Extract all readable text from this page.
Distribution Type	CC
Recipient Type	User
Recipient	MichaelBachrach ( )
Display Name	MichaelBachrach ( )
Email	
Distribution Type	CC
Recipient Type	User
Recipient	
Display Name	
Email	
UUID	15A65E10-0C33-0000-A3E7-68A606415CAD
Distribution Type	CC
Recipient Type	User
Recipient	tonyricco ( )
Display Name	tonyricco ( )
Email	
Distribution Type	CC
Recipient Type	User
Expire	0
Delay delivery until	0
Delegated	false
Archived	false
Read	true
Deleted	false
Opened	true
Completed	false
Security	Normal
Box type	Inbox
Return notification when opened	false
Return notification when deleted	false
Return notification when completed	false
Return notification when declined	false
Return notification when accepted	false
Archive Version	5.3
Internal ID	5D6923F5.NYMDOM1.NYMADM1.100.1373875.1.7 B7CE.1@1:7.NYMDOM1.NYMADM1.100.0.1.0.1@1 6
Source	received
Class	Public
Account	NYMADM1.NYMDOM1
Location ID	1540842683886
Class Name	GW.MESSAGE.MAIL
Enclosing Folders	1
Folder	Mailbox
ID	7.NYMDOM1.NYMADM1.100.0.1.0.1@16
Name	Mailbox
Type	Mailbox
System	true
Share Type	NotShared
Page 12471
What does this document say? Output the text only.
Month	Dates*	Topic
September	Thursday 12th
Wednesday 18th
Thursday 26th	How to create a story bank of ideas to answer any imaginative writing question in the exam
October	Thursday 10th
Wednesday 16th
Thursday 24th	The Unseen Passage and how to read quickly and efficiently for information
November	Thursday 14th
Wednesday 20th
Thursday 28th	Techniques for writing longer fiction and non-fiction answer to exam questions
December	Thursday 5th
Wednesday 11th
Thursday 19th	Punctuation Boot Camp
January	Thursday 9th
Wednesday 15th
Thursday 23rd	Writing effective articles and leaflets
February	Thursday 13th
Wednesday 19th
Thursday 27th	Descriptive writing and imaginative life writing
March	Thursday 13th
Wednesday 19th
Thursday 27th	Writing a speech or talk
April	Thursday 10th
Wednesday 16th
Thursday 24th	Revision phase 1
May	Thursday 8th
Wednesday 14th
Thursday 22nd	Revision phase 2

Directions for this task :: Gather all lines where the word "when" appears.

Exercise result ::
Return notification when opened	false
Return notification when deleted	false
Return notification when completed	false
Return notification when declined	false
Return notification when accepted	false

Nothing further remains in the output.